**EXCERPTED DATA:**
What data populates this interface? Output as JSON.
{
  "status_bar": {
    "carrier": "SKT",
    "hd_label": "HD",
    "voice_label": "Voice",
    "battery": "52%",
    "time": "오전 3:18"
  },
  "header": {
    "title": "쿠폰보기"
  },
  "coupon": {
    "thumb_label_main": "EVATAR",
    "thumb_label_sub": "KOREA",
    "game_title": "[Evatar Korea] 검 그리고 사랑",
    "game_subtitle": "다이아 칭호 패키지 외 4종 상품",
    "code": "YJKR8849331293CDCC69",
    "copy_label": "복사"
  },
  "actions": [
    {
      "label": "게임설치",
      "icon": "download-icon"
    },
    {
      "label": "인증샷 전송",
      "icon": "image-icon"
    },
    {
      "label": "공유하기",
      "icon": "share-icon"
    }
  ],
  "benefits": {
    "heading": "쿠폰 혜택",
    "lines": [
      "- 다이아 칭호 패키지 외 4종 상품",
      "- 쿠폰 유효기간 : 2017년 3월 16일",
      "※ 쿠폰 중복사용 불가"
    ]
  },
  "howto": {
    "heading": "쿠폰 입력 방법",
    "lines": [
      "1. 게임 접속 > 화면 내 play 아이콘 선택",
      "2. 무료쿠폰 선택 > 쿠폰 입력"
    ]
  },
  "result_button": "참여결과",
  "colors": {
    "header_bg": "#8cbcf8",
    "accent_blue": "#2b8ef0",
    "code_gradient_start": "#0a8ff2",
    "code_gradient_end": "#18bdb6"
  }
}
* * *
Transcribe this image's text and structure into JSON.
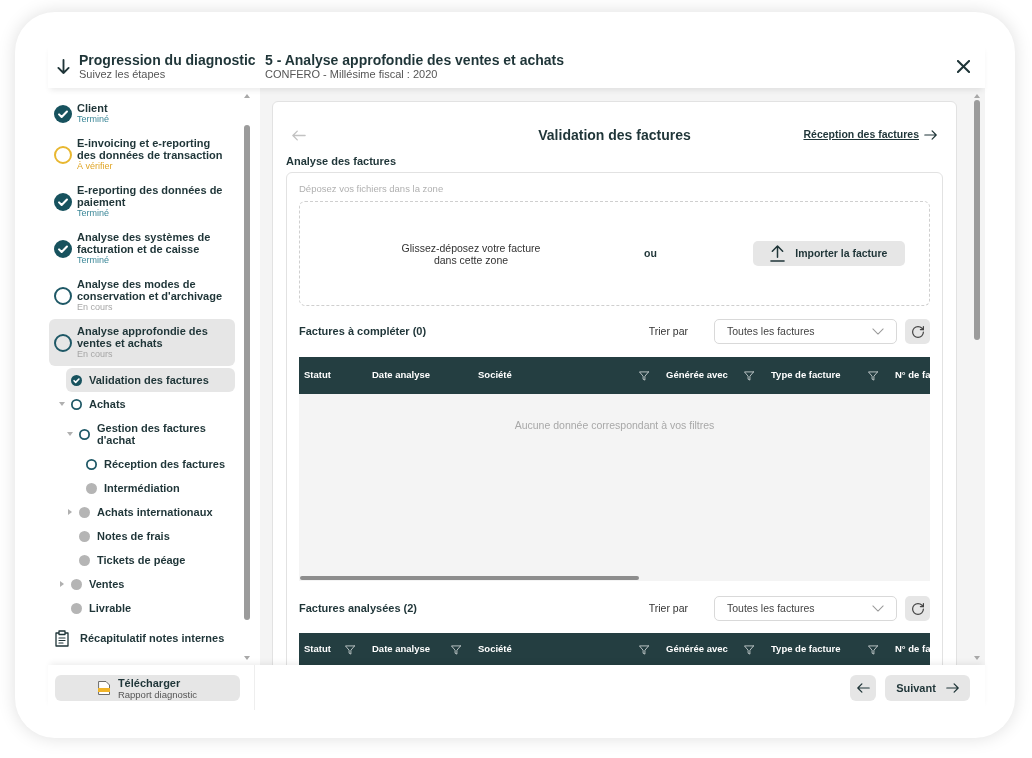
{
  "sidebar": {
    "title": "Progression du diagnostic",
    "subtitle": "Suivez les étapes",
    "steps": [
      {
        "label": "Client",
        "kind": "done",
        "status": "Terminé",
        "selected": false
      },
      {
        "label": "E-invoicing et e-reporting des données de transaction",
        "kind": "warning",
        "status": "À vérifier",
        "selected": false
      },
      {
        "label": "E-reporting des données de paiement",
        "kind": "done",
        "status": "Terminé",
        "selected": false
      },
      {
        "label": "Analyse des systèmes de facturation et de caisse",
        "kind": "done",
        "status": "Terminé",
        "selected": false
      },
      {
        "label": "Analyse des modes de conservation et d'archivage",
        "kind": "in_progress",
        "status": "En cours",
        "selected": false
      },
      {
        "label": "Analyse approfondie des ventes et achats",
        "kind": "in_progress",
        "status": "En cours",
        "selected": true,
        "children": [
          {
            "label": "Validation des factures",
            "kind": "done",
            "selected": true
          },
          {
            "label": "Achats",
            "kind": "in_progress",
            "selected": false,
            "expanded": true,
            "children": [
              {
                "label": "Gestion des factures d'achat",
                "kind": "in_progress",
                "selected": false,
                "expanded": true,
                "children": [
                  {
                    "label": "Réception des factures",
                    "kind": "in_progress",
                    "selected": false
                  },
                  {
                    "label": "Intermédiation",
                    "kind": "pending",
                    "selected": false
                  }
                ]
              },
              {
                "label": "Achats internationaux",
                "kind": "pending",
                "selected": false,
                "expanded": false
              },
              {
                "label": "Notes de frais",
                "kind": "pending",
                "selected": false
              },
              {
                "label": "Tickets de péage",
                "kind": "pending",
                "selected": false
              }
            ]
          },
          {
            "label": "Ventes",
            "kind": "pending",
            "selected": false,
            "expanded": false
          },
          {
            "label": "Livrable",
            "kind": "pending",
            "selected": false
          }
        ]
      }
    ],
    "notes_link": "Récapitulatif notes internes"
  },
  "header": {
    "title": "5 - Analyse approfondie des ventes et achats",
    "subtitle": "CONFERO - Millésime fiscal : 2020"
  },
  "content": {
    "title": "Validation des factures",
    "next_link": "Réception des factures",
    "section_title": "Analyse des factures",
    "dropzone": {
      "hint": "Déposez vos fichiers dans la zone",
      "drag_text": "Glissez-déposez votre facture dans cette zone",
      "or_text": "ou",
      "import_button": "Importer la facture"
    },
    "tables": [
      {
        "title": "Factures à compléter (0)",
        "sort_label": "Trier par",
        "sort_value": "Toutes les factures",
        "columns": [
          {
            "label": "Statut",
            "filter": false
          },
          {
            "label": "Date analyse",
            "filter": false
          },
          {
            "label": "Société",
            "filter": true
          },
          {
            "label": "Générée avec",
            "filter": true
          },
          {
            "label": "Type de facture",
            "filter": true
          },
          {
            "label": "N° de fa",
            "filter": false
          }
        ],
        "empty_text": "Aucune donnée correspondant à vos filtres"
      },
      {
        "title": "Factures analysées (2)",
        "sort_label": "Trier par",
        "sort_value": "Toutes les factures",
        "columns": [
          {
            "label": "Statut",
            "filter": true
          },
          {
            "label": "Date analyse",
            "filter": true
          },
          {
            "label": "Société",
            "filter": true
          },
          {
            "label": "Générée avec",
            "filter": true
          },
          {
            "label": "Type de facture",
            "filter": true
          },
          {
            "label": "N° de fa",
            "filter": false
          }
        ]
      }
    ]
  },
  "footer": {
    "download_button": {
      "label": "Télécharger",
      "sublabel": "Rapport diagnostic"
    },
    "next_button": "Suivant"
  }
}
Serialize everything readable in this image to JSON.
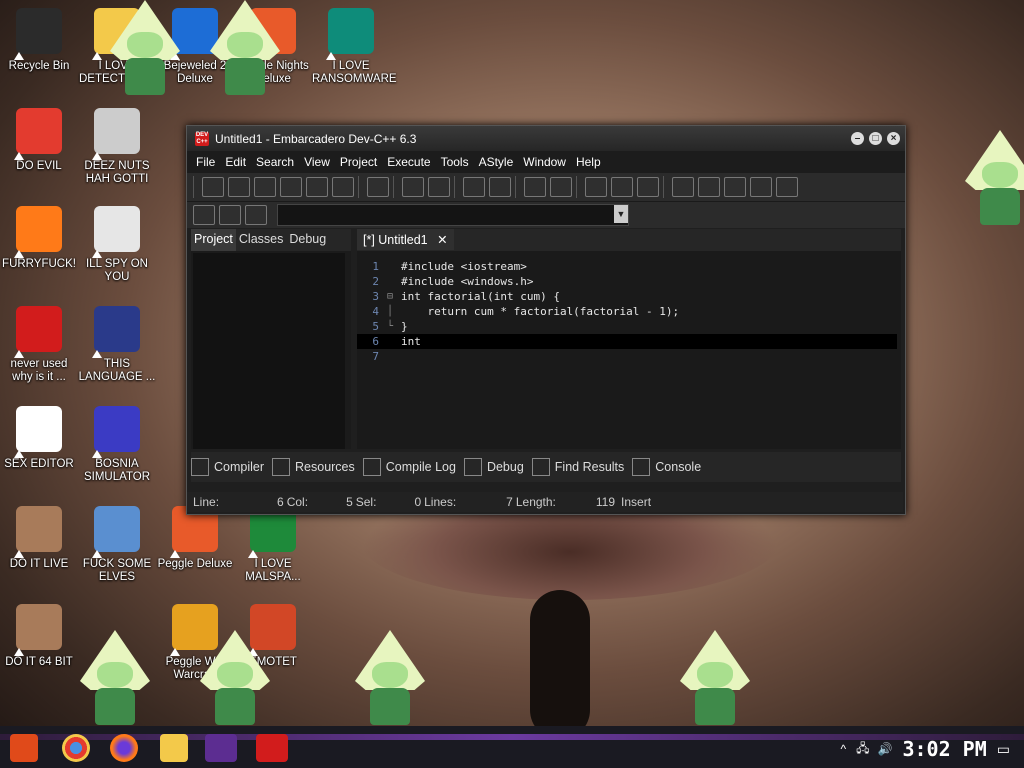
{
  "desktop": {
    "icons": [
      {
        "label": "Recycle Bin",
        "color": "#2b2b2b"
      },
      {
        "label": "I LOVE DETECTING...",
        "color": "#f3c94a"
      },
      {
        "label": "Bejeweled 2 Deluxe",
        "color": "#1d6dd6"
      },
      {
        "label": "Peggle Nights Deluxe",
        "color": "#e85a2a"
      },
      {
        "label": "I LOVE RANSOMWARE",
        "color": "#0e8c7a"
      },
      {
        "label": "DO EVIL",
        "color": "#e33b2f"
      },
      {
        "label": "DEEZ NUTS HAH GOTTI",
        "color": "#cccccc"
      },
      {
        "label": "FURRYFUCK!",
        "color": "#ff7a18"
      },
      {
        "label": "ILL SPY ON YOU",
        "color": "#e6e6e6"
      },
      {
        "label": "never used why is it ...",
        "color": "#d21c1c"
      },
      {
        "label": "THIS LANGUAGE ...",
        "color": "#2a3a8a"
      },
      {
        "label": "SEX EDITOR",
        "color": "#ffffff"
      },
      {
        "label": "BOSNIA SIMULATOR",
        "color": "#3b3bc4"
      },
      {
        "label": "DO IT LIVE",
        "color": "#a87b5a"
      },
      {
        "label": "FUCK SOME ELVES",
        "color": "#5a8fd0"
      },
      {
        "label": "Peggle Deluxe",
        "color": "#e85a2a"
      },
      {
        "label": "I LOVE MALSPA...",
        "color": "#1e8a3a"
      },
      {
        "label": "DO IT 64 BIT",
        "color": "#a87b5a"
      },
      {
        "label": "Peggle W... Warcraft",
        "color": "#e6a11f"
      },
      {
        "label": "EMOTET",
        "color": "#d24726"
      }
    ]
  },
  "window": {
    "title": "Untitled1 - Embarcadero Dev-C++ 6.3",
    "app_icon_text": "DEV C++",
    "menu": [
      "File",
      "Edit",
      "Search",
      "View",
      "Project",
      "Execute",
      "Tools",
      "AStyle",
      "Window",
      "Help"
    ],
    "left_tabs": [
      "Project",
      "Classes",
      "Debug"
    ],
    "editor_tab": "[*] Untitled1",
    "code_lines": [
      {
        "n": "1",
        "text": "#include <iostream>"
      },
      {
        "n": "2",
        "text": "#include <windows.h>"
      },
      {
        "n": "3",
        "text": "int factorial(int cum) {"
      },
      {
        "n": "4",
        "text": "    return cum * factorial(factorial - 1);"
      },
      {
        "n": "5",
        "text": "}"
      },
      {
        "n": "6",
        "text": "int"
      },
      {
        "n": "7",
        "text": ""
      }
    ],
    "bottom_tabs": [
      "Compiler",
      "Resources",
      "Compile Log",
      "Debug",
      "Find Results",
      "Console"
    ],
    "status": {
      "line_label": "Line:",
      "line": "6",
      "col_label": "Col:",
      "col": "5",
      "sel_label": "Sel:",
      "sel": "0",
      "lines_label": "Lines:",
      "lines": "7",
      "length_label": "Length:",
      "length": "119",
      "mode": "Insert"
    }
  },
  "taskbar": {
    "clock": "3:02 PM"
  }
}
...
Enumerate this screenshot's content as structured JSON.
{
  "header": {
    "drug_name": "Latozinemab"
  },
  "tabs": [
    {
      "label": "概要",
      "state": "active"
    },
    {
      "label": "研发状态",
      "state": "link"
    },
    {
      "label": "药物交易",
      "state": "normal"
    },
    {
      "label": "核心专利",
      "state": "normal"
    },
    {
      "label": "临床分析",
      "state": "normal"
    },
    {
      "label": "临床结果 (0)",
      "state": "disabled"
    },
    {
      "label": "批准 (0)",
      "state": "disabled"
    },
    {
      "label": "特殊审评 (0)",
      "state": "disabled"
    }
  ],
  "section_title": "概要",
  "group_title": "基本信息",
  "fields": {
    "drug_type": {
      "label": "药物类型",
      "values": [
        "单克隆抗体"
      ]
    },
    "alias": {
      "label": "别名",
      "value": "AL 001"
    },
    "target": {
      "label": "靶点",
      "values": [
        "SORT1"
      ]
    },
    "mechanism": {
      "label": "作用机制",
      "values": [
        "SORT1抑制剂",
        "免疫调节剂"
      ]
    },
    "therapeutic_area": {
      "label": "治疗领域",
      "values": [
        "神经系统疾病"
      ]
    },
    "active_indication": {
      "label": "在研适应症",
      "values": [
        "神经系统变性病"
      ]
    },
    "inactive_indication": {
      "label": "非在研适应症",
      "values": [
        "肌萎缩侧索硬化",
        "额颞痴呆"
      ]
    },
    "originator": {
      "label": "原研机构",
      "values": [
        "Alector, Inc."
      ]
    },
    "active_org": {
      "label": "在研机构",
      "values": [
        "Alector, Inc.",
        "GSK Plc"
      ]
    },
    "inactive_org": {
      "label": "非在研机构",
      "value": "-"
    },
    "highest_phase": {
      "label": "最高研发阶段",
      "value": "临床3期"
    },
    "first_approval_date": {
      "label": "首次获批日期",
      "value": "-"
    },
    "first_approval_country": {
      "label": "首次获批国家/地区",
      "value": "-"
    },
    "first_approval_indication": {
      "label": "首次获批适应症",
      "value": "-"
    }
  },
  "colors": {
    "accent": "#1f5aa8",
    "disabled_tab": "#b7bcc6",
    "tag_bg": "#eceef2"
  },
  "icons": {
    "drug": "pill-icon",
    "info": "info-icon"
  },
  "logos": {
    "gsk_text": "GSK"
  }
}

**PROMPT:** Write out every line from the entries where "Réception" appears.

**REPLY:**
                    "label": "Réception des factures",
    "next_link": "Réception des factures",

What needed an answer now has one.